(Saved entries)
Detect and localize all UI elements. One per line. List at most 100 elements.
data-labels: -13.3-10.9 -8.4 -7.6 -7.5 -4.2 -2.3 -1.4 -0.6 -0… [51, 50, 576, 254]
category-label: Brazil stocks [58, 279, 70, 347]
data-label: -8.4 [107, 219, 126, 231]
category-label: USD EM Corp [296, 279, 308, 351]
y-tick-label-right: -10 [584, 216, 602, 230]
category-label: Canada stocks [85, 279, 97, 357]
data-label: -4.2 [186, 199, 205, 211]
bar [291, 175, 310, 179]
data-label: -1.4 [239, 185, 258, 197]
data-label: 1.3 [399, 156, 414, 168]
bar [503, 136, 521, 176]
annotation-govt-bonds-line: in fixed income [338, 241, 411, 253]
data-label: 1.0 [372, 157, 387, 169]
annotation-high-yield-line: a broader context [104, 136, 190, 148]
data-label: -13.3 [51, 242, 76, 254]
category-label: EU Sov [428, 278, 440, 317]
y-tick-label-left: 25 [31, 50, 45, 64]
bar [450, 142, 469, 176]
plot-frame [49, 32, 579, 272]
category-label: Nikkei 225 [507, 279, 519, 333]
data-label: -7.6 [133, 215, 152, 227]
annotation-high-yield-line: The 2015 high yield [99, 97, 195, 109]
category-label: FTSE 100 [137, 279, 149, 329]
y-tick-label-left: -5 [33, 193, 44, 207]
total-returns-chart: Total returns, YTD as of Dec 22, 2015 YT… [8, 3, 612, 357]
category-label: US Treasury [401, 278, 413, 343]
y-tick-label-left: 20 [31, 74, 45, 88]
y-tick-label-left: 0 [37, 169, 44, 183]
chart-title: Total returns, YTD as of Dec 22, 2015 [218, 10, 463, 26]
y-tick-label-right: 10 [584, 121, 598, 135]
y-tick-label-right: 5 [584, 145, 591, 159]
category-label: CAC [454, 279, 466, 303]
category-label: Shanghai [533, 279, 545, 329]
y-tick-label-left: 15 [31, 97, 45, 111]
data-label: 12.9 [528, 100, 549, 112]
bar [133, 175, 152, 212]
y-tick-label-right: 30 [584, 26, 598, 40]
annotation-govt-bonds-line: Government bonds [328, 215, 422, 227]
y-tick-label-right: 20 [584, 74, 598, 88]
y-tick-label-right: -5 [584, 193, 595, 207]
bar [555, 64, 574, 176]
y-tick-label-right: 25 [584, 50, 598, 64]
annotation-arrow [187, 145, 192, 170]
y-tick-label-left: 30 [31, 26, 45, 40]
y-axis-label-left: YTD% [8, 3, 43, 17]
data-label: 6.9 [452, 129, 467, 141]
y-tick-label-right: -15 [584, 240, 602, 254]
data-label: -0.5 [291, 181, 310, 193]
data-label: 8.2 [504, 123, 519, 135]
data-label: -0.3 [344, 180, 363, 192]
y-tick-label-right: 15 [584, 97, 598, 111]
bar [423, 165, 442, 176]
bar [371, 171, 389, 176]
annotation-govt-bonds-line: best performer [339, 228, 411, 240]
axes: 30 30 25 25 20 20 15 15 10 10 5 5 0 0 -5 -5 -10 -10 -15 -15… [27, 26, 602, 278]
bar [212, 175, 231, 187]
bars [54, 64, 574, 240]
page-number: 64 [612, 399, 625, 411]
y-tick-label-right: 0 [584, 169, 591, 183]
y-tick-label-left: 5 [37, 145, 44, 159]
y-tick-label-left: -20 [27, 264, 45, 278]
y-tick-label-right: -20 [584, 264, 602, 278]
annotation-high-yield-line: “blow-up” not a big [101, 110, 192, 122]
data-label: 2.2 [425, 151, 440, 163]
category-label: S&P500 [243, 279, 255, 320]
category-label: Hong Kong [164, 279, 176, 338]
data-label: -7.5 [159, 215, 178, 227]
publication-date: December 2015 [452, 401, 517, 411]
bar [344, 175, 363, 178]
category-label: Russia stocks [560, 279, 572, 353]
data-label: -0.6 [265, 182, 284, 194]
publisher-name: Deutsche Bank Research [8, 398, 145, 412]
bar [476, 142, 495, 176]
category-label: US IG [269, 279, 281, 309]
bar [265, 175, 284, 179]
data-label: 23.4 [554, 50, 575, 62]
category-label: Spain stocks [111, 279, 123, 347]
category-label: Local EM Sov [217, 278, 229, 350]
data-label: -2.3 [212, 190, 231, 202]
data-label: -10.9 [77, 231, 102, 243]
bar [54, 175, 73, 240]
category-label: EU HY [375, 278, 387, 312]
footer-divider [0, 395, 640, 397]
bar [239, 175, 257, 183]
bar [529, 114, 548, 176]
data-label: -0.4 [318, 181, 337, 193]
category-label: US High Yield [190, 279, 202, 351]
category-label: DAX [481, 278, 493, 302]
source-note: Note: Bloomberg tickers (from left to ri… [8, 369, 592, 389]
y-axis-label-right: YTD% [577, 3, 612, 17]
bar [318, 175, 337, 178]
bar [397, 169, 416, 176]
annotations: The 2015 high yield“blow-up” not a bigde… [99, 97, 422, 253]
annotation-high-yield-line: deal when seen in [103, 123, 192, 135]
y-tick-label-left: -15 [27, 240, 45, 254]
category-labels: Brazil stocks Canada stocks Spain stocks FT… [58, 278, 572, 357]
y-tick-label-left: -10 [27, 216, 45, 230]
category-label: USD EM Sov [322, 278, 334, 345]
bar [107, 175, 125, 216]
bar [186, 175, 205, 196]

**JOB**
Gather every line of the listing above that contains the string "govt", copying each one in full. Treat the match as case-sensitive.

**THE OUTPUT**
annotation-govt-bonds-line: in fixed income [338, 241, 411, 253]
annotation-govt-bonds-line: Government bonds [328, 215, 422, 227]
annotation-govt-bonds-line: best performer [339, 228, 411, 240]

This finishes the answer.